Supplied material

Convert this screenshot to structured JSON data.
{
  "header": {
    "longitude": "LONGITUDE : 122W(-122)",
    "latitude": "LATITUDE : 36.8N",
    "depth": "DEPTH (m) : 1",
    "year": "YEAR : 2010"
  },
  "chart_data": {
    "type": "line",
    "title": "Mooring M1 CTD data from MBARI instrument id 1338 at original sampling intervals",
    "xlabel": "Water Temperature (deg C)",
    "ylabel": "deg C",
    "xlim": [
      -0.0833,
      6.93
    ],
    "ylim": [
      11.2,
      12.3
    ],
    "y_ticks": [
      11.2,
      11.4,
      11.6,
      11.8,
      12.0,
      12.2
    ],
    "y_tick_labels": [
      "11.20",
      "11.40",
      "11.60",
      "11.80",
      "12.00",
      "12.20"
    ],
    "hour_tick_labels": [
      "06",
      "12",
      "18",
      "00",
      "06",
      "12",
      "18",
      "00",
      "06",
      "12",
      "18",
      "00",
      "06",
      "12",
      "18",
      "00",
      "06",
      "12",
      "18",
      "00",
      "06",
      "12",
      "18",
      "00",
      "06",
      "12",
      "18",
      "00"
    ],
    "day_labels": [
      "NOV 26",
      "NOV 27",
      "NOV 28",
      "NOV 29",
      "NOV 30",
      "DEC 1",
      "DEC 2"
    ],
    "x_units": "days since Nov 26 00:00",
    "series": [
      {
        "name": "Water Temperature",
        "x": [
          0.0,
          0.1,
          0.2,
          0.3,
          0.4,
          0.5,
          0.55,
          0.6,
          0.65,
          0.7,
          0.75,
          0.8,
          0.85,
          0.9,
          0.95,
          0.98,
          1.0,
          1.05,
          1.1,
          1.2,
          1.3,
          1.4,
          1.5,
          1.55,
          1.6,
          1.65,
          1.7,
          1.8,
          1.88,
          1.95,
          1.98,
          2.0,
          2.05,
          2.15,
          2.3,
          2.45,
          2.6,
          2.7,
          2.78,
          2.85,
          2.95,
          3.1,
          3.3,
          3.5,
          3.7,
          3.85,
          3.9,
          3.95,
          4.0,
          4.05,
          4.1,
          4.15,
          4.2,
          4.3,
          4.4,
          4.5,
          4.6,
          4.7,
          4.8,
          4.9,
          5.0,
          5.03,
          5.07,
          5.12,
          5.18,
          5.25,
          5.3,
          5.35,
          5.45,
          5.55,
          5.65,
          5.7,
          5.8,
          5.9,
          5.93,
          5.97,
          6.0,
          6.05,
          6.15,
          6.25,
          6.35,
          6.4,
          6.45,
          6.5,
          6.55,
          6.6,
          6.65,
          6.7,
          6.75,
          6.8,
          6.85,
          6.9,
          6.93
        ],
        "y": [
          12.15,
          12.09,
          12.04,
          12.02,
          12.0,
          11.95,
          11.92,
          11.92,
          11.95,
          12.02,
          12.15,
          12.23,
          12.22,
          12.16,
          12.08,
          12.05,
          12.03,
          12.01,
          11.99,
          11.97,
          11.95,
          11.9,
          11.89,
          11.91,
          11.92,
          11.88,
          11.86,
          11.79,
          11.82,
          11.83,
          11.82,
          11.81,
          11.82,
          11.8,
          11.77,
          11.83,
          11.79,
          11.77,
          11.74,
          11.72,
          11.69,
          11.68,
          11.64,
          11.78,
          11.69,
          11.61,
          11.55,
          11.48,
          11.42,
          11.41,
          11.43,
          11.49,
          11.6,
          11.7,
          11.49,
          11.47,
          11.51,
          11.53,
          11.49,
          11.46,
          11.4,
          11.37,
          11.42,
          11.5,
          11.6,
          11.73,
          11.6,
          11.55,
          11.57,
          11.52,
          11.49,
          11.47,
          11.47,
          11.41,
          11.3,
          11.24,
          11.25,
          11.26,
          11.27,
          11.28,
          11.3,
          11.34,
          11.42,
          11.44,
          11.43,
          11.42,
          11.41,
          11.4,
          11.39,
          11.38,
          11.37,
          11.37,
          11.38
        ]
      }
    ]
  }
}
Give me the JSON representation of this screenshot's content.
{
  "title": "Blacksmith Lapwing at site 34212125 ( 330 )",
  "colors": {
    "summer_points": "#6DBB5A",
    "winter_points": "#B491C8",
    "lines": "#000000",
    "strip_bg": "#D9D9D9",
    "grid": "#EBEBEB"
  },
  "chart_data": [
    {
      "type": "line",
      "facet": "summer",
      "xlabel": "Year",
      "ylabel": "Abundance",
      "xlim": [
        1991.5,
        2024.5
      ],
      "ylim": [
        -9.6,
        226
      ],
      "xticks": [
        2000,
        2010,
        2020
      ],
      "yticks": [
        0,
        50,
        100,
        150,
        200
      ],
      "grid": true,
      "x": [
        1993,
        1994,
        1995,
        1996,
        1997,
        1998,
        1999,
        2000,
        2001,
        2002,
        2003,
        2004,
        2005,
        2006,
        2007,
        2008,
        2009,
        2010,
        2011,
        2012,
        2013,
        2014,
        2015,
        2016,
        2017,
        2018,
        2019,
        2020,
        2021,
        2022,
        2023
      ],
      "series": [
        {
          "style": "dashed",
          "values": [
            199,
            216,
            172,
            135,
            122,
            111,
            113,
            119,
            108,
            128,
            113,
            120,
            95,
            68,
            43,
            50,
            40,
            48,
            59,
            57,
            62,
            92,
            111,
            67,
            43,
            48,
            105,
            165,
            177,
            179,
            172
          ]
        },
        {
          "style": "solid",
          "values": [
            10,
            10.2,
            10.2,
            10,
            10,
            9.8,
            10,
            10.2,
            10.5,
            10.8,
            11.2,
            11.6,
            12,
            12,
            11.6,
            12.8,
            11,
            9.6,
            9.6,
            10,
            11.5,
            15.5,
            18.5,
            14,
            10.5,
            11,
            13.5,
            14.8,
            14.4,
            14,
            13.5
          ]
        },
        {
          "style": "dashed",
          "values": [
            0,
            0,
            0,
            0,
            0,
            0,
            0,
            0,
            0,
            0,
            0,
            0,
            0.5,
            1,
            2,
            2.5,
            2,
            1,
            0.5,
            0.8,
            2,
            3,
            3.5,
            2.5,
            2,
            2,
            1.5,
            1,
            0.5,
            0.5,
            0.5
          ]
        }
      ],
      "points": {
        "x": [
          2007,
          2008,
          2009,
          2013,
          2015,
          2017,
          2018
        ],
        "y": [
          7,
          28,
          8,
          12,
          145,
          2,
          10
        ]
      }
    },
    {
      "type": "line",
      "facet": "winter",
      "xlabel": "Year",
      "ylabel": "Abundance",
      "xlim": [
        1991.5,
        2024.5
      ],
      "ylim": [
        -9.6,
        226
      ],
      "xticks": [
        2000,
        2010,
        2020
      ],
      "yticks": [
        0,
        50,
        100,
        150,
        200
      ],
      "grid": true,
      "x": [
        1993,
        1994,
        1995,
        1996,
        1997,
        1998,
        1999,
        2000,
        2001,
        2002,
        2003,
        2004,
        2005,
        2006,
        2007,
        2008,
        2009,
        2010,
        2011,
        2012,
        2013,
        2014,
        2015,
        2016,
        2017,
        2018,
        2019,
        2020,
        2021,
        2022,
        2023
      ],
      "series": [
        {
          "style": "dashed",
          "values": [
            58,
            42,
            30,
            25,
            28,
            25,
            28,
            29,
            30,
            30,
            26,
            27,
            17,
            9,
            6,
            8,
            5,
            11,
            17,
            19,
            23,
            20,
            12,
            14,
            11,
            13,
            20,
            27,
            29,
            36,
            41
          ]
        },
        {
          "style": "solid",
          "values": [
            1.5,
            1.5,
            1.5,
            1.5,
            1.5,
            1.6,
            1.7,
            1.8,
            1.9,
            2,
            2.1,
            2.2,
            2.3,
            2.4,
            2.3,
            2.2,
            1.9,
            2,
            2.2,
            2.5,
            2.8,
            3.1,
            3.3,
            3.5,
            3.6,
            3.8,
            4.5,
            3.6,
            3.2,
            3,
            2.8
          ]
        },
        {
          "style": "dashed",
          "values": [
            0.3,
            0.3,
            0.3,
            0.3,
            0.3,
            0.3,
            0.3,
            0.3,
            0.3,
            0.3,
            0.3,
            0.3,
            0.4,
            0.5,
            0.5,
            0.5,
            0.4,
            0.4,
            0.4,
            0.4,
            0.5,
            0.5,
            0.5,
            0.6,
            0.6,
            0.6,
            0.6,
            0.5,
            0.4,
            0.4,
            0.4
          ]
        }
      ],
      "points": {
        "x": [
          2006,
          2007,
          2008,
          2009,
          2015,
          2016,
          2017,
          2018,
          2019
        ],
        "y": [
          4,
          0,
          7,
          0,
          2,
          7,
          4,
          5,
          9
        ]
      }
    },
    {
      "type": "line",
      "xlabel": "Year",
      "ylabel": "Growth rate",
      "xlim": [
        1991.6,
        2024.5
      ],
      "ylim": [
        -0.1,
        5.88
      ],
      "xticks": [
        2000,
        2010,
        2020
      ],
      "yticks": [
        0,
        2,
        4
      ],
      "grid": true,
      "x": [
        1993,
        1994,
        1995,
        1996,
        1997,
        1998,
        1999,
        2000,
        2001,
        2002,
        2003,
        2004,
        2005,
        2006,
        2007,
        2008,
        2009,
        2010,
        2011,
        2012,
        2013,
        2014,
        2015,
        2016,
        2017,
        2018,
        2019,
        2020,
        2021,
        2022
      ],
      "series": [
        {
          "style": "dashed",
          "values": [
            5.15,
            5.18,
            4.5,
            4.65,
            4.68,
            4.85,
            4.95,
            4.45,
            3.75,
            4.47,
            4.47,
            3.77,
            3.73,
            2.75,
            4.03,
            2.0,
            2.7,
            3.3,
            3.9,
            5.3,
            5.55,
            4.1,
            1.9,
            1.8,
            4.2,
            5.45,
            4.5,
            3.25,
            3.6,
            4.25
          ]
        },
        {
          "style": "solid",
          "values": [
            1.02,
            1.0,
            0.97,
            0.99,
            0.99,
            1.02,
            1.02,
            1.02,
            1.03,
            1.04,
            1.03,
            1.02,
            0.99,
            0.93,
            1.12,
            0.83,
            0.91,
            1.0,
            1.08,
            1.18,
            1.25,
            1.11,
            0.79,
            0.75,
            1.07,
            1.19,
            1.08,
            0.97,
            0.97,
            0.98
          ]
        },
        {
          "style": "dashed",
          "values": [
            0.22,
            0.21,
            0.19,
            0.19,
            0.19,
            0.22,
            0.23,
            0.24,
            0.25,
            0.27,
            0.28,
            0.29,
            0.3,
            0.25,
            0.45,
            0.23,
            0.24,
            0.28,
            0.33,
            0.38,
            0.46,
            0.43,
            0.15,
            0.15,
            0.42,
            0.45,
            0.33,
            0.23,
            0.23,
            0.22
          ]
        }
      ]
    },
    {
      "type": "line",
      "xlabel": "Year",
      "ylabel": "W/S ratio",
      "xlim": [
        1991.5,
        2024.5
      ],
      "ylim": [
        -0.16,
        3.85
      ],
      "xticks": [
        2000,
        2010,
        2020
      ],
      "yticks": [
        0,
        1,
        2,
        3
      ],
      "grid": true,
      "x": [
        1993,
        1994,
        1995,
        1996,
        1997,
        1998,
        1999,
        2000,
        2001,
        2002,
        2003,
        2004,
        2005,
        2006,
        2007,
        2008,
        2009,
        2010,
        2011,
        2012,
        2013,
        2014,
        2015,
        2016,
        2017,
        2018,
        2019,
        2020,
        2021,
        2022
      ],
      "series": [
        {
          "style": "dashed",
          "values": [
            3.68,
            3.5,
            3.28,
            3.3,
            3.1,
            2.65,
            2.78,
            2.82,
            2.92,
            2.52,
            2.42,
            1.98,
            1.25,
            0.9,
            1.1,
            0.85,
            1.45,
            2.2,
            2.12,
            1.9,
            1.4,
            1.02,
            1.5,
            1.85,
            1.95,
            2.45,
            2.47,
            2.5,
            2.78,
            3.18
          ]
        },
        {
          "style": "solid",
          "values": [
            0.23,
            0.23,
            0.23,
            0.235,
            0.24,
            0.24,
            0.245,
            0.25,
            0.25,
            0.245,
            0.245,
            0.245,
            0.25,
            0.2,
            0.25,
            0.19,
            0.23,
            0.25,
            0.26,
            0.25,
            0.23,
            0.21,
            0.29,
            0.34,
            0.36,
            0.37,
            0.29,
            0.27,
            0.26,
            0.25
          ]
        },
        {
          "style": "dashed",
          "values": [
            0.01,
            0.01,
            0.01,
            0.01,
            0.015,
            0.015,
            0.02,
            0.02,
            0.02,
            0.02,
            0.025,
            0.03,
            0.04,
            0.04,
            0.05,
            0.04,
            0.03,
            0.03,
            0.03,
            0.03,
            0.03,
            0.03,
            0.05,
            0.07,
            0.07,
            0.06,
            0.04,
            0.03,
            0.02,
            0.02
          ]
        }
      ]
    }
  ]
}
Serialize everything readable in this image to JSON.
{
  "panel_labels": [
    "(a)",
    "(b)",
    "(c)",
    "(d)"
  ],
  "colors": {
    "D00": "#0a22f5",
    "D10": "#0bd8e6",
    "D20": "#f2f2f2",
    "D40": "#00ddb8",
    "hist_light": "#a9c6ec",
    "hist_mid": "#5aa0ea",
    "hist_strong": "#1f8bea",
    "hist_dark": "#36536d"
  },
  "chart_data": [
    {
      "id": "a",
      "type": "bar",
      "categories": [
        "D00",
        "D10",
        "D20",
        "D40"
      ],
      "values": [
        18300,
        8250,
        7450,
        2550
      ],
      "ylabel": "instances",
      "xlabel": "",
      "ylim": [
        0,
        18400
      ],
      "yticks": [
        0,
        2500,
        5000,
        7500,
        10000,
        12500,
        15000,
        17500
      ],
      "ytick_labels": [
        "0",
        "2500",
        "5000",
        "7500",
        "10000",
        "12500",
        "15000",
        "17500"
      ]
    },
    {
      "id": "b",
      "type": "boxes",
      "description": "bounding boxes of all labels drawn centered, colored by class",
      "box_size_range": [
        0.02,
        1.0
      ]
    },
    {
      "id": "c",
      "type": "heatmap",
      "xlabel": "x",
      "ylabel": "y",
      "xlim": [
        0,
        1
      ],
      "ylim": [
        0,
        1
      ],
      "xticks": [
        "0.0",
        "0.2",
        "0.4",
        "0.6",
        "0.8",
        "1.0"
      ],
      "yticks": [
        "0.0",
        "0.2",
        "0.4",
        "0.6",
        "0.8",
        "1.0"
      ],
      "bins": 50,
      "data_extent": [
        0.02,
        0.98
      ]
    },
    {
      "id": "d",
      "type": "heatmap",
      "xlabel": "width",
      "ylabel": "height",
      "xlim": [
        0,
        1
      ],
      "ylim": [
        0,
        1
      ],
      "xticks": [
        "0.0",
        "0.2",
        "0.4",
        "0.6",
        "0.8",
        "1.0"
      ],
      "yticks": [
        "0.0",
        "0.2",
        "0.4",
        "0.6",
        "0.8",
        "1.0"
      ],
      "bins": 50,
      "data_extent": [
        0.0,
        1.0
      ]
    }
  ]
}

Task prompt
Using the records above, select and copy every line that has the word "screenshot".

Written solution
Convert this screenshot to structured JSON data.
Give me the JSON representation of this screenshot's content.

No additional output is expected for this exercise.